__What this task involves__. Collect from the data below each line with "dashboard".

__Extracted material__.

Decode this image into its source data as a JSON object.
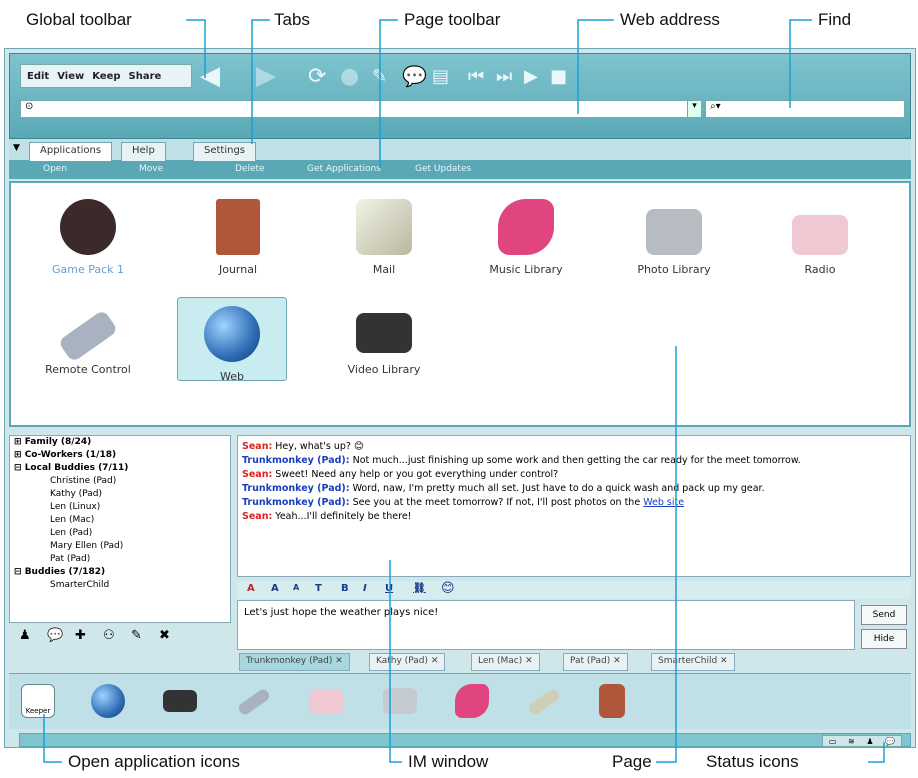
{
  "callouts": {
    "global_toolbar": "Global toolbar",
    "tabs": "Tabs",
    "page_toolbar": "Page toolbar",
    "web_address": "Web address",
    "find": "Find",
    "open_application_icons": "Open application icons",
    "im_window": "IM window",
    "page": "Page",
    "status_icons": "Status icons"
  },
  "toolbar": {
    "menus": [
      "Edit",
      "View",
      "Keep",
      "Share"
    ]
  },
  "tabs": [
    "Applications",
    "Help",
    "Settings"
  ],
  "page_toolbar": [
    "Open",
    "Move",
    "Delete",
    "Get Applications",
    "Get Updates"
  ],
  "apps": [
    {
      "label": "Game Pack 1",
      "icon": "game-pack-icon",
      "color": "#8fb0c9"
    },
    {
      "label": "Journal",
      "icon": "journal-icon",
      "color": "#b0563a"
    },
    {
      "label": "Mail",
      "icon": "mail-icon",
      "color": "#cfcfb8"
    },
    {
      "label": "Music Library",
      "icon": "guitar-icon",
      "color": "#e0457f"
    },
    {
      "label": "Photo Library",
      "icon": "camera-icon",
      "color": "#9aa2aa"
    },
    {
      "label": "Radio",
      "icon": "radio-icon",
      "color": "#f0c8d2"
    },
    {
      "label": "Remote Control",
      "icon": "remote-icon",
      "color": "#a8b2c0"
    },
    {
      "label": "Web",
      "icon": "globe-icon",
      "color": "#2f6db5"
    },
    {
      "label": "Video Library",
      "icon": "video-camera-icon",
      "color": "#333333"
    }
  ],
  "buddy_list": [
    {
      "text": "Family (8/24)",
      "group": true
    },
    {
      "text": "Co-Workers (1/18)",
      "group": true
    },
    {
      "text": "Local Buddies (7/11)",
      "group": true
    },
    {
      "text": "Christine (Pad)",
      "group": false
    },
    {
      "text": "Kathy (Pad)",
      "group": false
    },
    {
      "text": "Len (Linux)",
      "group": false
    },
    {
      "text": "Len (Mac)",
      "group": false
    },
    {
      "text": "Len (Pad)",
      "group": false
    },
    {
      "text": "Mary Ellen (Pad)",
      "group": false
    },
    {
      "text": "Pat (Pad)",
      "group": false
    },
    {
      "text": "Buddies (7/182)",
      "group": true
    },
    {
      "text": "SmarterChild",
      "group": false
    }
  ],
  "chat": [
    {
      "speaker": "Sean:",
      "color": "#d22",
      "text": " Hey, what's up?"
    },
    {
      "speaker": "Trunkmonkey (Pad):",
      "color": "#1a3ec2",
      "text": " Not much...just finishing up some work and then getting the car ready for the meet tomorrow."
    },
    {
      "speaker": "Sean:",
      "color": "#d22",
      "text": " Sweet! Need any help or you got everything under control?"
    },
    {
      "speaker": "Trunkmonkey (Pad):",
      "color": "#1a3ec2",
      "text": " Word, naw, I'm pretty much all set. Just have to do a quick wash and pack up my gear."
    },
    {
      "speaker": "Trunkmonkey (Pad):",
      "color": "#1a3ec2",
      "text": " See you at the meet tomorrow? If not, I'll post photos on the ",
      "link": "Web site"
    },
    {
      "speaker": "Sean:",
      "color": "#d22",
      "text": " Yeah...I'll definitely be there!"
    }
  ],
  "compose_text": "Let's just hope the weather plays nice!",
  "send_label": "Send",
  "hide_label": "Hide",
  "im_tabs": [
    "Trunkmonkey (Pad)",
    "Kathy (Pad)",
    "Len (Mac)",
    "Pat (Pad)",
    "SmarterChild"
  ],
  "keeper_label": "Keeper"
}
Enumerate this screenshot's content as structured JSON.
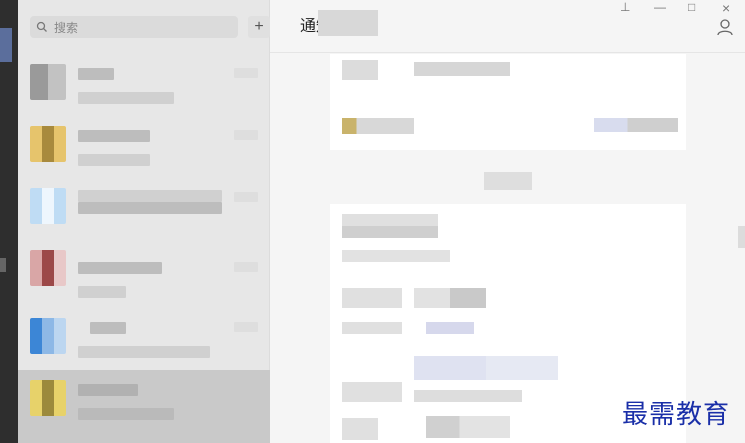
{
  "search": {
    "placeholder": "搜索"
  },
  "list": {
    "add_label": "+"
  },
  "chat": {
    "title": "通知"
  },
  "window": {
    "pin": "⊥",
    "minimize": "—",
    "maximize": "□",
    "close": "×"
  },
  "watermark": "最需教育",
  "colors": {
    "accent": "#1a2fa8",
    "list_bg": "#e7e7e7",
    "selected_bg": "#c9c9c9",
    "chat_bg": "#f5f5f5"
  }
}
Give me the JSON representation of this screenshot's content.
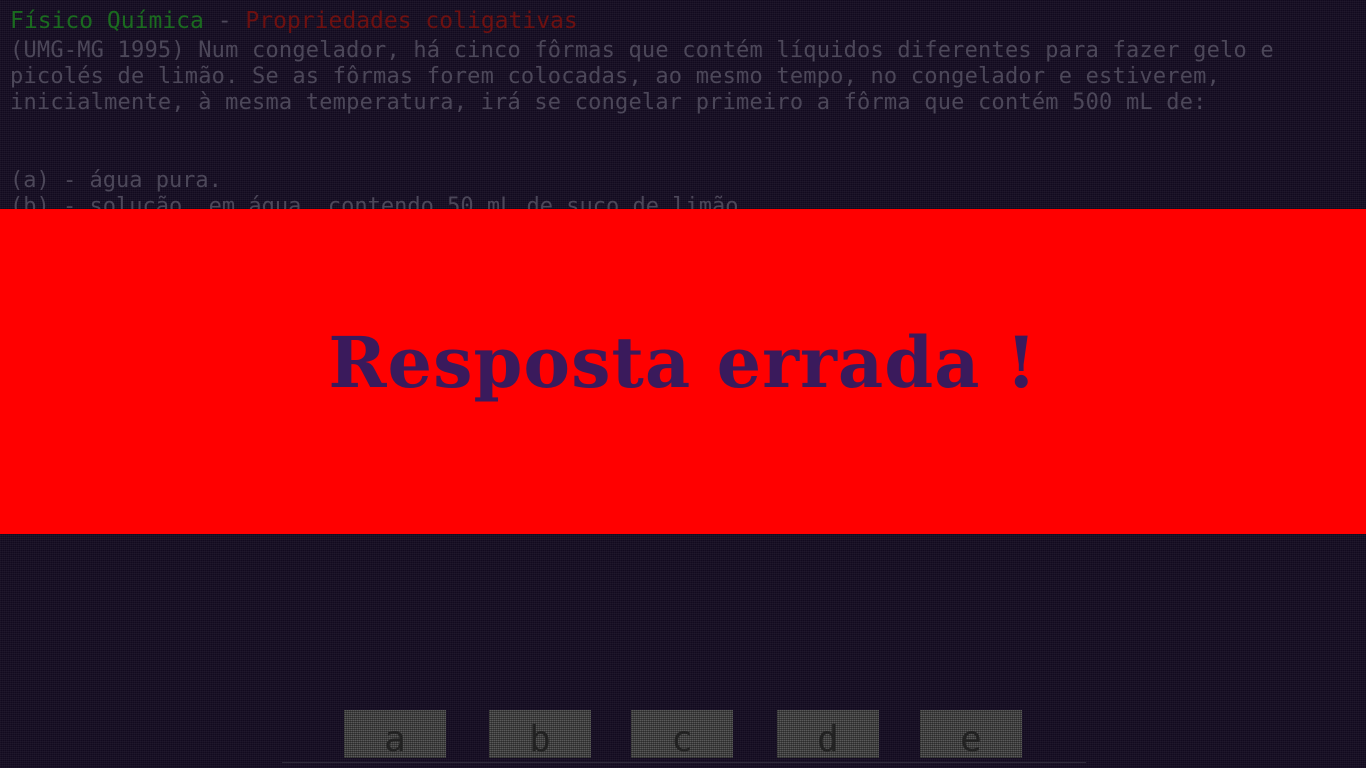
{
  "header": {
    "subject": "Físico Química",
    "separator": " - ",
    "topic": "Propriedades coligativas"
  },
  "question": {
    "text": "(UMG-MG 1995) Num congelador, há cinco fôrmas que contém líquidos diferentes para fazer gelo e picolés de limão. Se as fôrmas forem colocadas, ao mesmo tempo, no congelador e estiverem, inicialmente, à mesma temperatura, irá se congelar primeiro a fôrma que contém 500 mL de:"
  },
  "options": [
    {
      "text": "(a) - água pura."
    },
    {
      "text": "(b) - solução, em água, contendo 50 mL de suco de limão."
    }
  ],
  "banner": {
    "message": "Resposta errada !",
    "color": "#ff0000",
    "text_color": "#3a1a5c"
  },
  "answer_buttons": [
    {
      "label": "a"
    },
    {
      "label": "b"
    },
    {
      "label": "c"
    },
    {
      "label": "d"
    },
    {
      "label": "e"
    }
  ]
}
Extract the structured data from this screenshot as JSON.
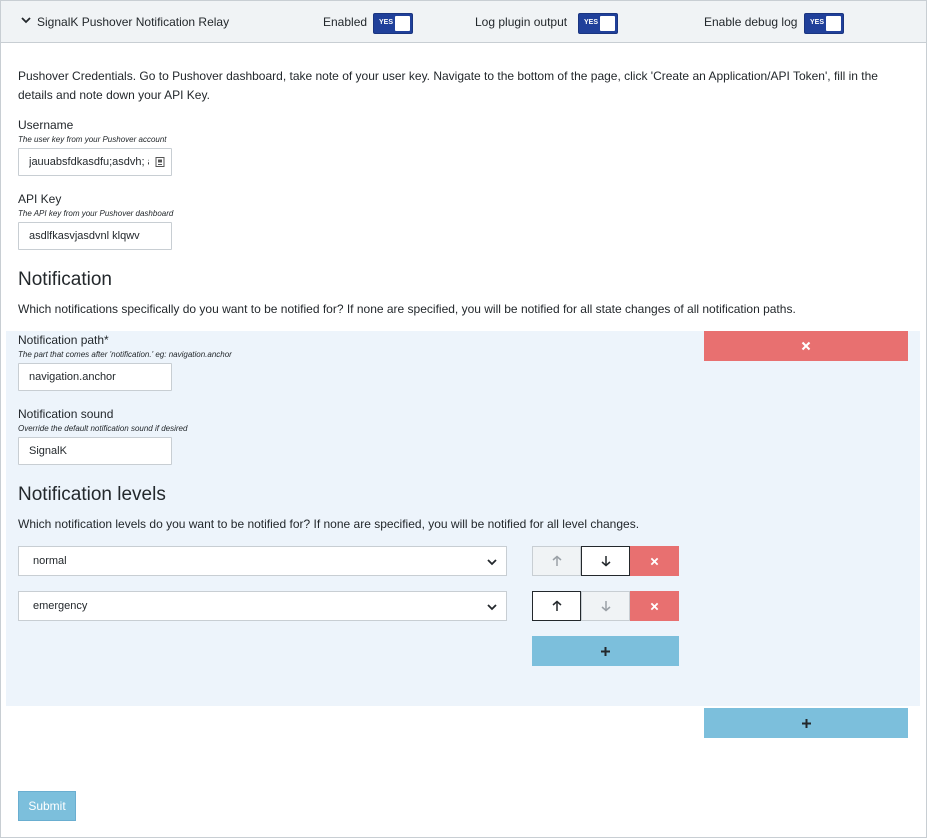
{
  "header": {
    "title": "SignalK Pushover Notification Relay",
    "enabled_label": "Enabled",
    "log_label": "Log plugin output",
    "debug_label": "Enable debug log",
    "toggle_text": "YES"
  },
  "intro": "Pushover Credentials. Go to Pushover dashboard, take note of your user key. Navigate to the bottom of the page, click 'Create an Application/API Token', fill in the details and note down your API Key.",
  "username": {
    "label": "Username",
    "help": "The user key from your Pushover account",
    "value": "jauuabsfdkasdfu;asdvh; as"
  },
  "api_key": {
    "label": "API Key",
    "help": "The API key from your Pushover dashboard",
    "value": "asdlfkasvjasdvnl klqwv"
  },
  "notification": {
    "heading": "Notification",
    "description": "Which notifications specifically do you want to be notified for? If none are specified, you will be notified for all state changes of all notification paths.",
    "path_label": "Notification path*",
    "path_help": "The part that comes after 'notification.' eg: navigation.anchor",
    "path_value": "navigation.anchor",
    "sound_label": "Notification sound",
    "sound_help": "Override the default notification sound if desired",
    "sound_value": "SignalK"
  },
  "levels": {
    "heading": "Notification levels",
    "description": "Which notification levels do you want to be notified for? If none are specified, you will be notified for all level changes.",
    "items": [
      "normal",
      "emergency"
    ]
  },
  "submit_label": "Submit",
  "colors": {
    "toggle": "#20409a",
    "danger": "#e87070",
    "add": "#7cbfdc",
    "panel": "#edf4fb"
  }
}
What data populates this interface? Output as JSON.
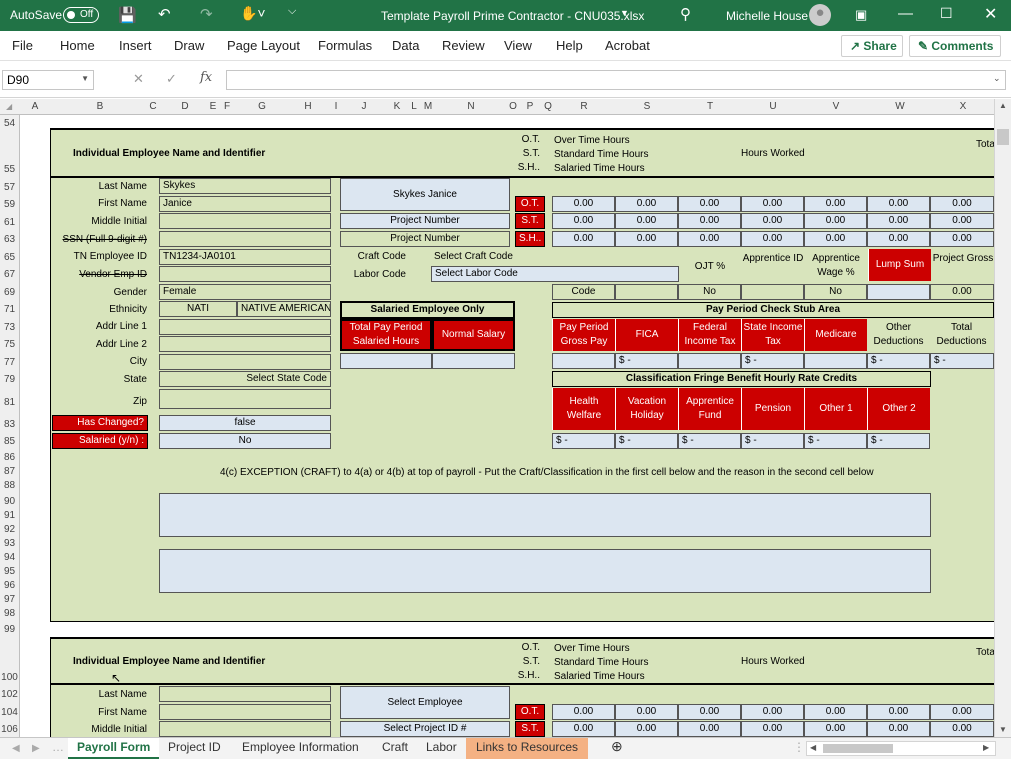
{
  "titlebar": {
    "autosave": "AutoSave",
    "autosave_state": "Off",
    "filename": "Template Payroll Prime Contractor - CNU035.xlsx",
    "user": "Michelle House"
  },
  "ribbon": {
    "tabs": [
      "File",
      "Home",
      "Insert",
      "Draw",
      "Page Layout",
      "Formulas",
      "Data",
      "Review",
      "View",
      "Help",
      "Acrobat"
    ],
    "share": "Share",
    "comments": "Comments"
  },
  "formula_bar": {
    "name_box": "D90",
    "fx": "fx",
    "value": ""
  },
  "columns": [
    "A",
    "B",
    "C",
    "D",
    "E",
    "F",
    "G",
    "H",
    "I",
    "J",
    "K",
    "L",
    "M",
    "N",
    "O",
    "P",
    "Q",
    "R",
    "S",
    "T",
    "U",
    "V",
    "W",
    "X"
  ],
  "rows": [
    "54",
    "55",
    "57",
    "59",
    "61",
    "63",
    "65",
    "67",
    "69",
    "71",
    "73",
    "75",
    "77",
    "79",
    "81",
    "83",
    "85",
    "86",
    "87",
    "88",
    "89",
    "90",
    "91",
    "92",
    "93",
    "94",
    "95",
    "96",
    "97",
    "98",
    "99",
    "100",
    "102",
    "104",
    "106"
  ],
  "block1": {
    "header_title": "Individual Employee Name and Identifier",
    "hours_codes": [
      "O.T.",
      "S.T.",
      "S.H.."
    ],
    "hours_desc": [
      "Over Time Hours",
      "Standard Time Hours",
      "Salaried Time Hours"
    ],
    "hours_worked": "Hours Worked",
    "total_partial": "Tota",
    "labels": [
      "Last Name",
      "First Name",
      "Middle Initial",
      "SSN (Full 9-digit #)",
      "TN Employee ID",
      "Vendor Emp ID",
      "Gender",
      "Ethnicity",
      "Addr Line 1",
      "Addr Line 2",
      "City",
      "State",
      "Zip"
    ],
    "values": {
      "last_name": "Skykes",
      "first_name": "Janice",
      "middle_initial": "",
      "ssn": "",
      "tn_employee_id": "TN1234-JA0101",
      "vendor_emp_id": "",
      "gender": "Female",
      "ethnicity_code": "NATI",
      "ethnicity_name": "NATIVE AMERICAN",
      "addr1": "",
      "addr2": "",
      "city": "",
      "state": "Select State Code",
      "zip": ""
    },
    "has_changed_label": "Has Changed?",
    "has_changed": "false",
    "salaried_label": "Salaried (y/n) :",
    "salaried": "No",
    "employee_display": "Skykes Janice",
    "project_number_1": "Project Number",
    "project_number_2": "Project Number",
    "craft_code_label": "Craft Code",
    "craft_code": "Select Craft Code",
    "labor_code_label": "Labor Code",
    "labor_code": "Select Labor Code",
    "hour_rows": [
      [
        "0.00",
        "0.00",
        "0.00",
        "0.00",
        "0.00",
        "0.00",
        "0.00"
      ],
      [
        "0.00",
        "0.00",
        "0.00",
        "0.00",
        "0.00",
        "0.00",
        "0.00"
      ],
      [
        "0.00",
        "0.00",
        "0.00",
        "0.00",
        "0.00",
        "0.00",
        "0.00"
      ]
    ],
    "ojt": "OJT %",
    "apprentice_id": "Apprentice ID",
    "apprentice_wage": "Apprentice Wage %",
    "lump_sum": "Lump Sum",
    "project_gross": "Project Gross",
    "code_label": "Code",
    "ojt_value": "No",
    "wage_value": "No",
    "gross_value": "0.00",
    "salaried_only": "Salaried Employee Only",
    "total_pay_period": "Total Pay Period Salaried Hours",
    "normal_salary": "Normal Salary",
    "stub_area": "Pay Period Check Stub Area",
    "stub_headers": [
      "Pay Period Gross Pay",
      "FICA",
      "Federal Income Tax",
      "State Income Tax",
      "Medicare",
      "Other Deductions",
      "Total Deductions"
    ],
    "stub_values": [
      "",
      "$      -",
      "",
      "$      -",
      "",
      "$      -",
      "$      -"
    ],
    "fringe_title": "Classification Fringe Benefit Hourly Rate Credits",
    "fringe_headers": [
      "Health Welfare",
      "Vacation Holiday",
      "Apprentice Fund",
      "Pension",
      "Other 1",
      "Other 2"
    ],
    "fringe_values": [
      "$      -",
      "$      -",
      "$      -",
      "$      -",
      "$      -",
      "$      -"
    ],
    "exception_text": "4(c) EXCEPTION (CRAFT) to 4(a) or 4(b) at top of payroll - Put the Craft/Classification in the first cell below and the reason in the second cell below"
  },
  "block2": {
    "header_title": "Individual Employee Name and Identifier",
    "hours_codes": [
      "O.T.",
      "S.T.",
      "S.H.."
    ],
    "hours_desc": [
      "Over Time Hours",
      "Standard Time Hours",
      "Salaried Time Hours"
    ],
    "hours_worked": "Hours Worked",
    "total_partial": "Tota",
    "labels": [
      "Last Name",
      "First Name",
      "Middle Initial"
    ],
    "select_employee": "Select Employee",
    "select_project": "Select Project ID #",
    "hour_rows": [
      [
        "0.00",
        "0.00",
        "0.00",
        "0.00",
        "0.00",
        "0.00",
        "0.00"
      ],
      [
        "0.00",
        "0.00",
        "0.00",
        "0.00",
        "0.00",
        "0.00",
        "0.00"
      ]
    ]
  },
  "sheet_tabs": [
    "Payroll Form",
    "Project ID",
    "Employee Information",
    "Craft",
    "Labor",
    "Links to Resources"
  ],
  "active_tab": "Payroll Form"
}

__Answer to this task__.
  "intro": "Pushover Credentials. Go to Pushover dashboard, take note of your user key. Navigate to the bottom of the page, click 'Create an Application/API Token', fill in the details and note down your API Key.",
    "help": "The API key from your Pushover dashboard",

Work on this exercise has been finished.